[Data entries]
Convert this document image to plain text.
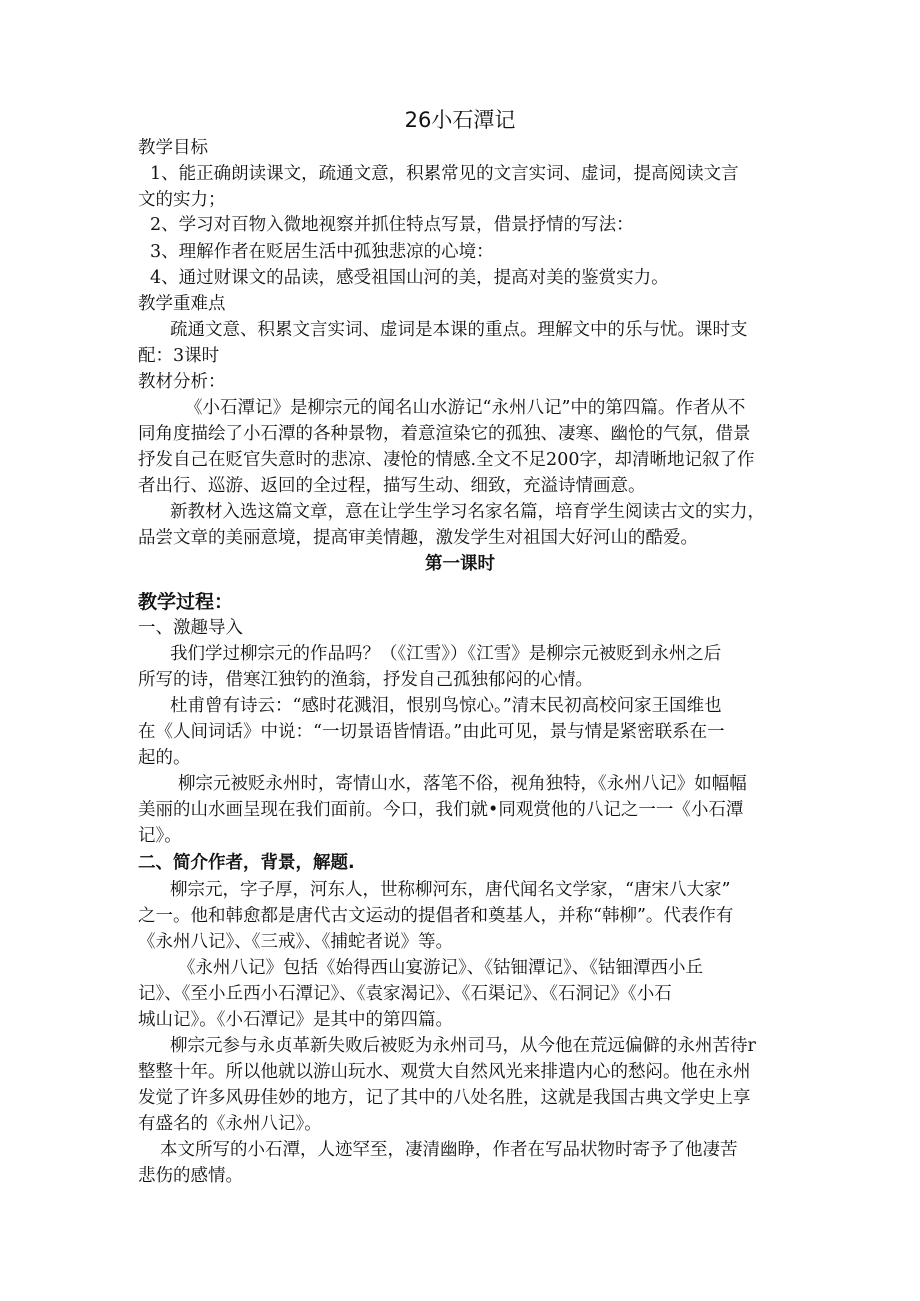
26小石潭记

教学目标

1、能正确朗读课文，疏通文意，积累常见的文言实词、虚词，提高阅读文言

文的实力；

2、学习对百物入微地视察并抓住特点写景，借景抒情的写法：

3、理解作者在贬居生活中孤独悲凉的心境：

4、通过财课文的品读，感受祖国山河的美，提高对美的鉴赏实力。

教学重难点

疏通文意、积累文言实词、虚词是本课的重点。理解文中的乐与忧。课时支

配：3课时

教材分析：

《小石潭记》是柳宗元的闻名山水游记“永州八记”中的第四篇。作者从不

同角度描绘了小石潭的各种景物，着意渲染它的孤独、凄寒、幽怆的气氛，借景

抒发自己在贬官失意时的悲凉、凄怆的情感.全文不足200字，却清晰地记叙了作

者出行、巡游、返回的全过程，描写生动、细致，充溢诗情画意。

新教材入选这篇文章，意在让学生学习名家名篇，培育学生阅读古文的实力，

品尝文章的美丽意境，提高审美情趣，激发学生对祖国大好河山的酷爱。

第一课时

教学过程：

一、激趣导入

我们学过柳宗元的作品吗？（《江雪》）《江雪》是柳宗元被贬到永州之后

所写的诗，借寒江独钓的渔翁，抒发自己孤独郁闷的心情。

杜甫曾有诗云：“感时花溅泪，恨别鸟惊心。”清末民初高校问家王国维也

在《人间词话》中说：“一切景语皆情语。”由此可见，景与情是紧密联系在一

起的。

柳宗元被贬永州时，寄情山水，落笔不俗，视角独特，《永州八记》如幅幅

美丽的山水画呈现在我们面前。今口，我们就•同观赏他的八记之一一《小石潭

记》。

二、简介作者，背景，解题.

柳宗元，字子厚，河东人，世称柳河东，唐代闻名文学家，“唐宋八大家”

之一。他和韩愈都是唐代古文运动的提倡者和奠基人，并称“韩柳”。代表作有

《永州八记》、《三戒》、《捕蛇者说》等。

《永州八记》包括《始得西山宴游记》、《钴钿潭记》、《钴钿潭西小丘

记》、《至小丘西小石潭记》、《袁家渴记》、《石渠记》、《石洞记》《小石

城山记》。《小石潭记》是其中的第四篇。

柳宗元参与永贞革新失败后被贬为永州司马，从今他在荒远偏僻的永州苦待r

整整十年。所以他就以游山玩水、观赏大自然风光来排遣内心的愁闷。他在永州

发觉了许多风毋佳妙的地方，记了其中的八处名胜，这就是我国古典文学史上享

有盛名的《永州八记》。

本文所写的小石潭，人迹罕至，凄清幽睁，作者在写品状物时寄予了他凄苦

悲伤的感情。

==

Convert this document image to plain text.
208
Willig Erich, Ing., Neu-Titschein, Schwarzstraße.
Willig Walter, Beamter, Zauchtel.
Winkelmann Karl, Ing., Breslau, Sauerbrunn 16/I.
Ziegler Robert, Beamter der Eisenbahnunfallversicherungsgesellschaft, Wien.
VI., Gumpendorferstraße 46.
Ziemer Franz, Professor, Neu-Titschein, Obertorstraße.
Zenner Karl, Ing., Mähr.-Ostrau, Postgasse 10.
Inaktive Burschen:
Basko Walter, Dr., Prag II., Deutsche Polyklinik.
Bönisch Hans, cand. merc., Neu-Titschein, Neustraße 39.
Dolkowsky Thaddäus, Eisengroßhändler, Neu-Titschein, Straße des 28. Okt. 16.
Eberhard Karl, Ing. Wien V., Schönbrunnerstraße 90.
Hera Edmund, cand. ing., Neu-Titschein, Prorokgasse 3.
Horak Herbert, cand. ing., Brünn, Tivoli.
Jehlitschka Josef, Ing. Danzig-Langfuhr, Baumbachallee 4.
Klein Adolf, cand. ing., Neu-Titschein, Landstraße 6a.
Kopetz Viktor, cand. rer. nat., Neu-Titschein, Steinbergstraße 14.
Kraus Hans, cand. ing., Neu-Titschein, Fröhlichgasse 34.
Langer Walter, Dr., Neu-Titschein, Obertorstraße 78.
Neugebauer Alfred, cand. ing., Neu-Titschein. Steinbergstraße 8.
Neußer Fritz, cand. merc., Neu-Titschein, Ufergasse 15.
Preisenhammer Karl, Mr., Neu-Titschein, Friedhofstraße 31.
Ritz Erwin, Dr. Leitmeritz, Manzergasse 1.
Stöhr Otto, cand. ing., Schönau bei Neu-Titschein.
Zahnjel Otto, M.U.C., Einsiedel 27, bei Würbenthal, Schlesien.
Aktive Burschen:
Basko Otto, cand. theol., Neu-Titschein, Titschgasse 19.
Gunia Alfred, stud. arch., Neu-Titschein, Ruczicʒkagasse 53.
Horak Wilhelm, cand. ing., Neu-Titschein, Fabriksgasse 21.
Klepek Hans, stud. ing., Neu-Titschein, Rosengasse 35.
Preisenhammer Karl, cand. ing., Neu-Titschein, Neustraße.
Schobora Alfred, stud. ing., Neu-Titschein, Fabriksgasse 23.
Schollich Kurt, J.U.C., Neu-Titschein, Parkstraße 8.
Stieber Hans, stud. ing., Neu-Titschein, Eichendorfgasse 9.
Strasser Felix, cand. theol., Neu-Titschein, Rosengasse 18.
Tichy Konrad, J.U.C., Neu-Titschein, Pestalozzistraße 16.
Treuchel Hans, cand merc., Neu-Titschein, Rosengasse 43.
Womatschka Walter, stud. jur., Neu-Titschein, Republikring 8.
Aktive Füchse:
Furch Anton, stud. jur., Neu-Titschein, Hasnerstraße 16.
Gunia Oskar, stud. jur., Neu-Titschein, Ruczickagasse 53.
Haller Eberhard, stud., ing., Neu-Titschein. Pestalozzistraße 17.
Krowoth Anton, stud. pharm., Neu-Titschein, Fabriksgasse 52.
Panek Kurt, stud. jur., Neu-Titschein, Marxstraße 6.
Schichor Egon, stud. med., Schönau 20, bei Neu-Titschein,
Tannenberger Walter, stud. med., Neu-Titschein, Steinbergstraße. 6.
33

Task prompt ->
Examine the records and report how many lines contain the string "Beamter". Only the number should be given.

Task response ->
2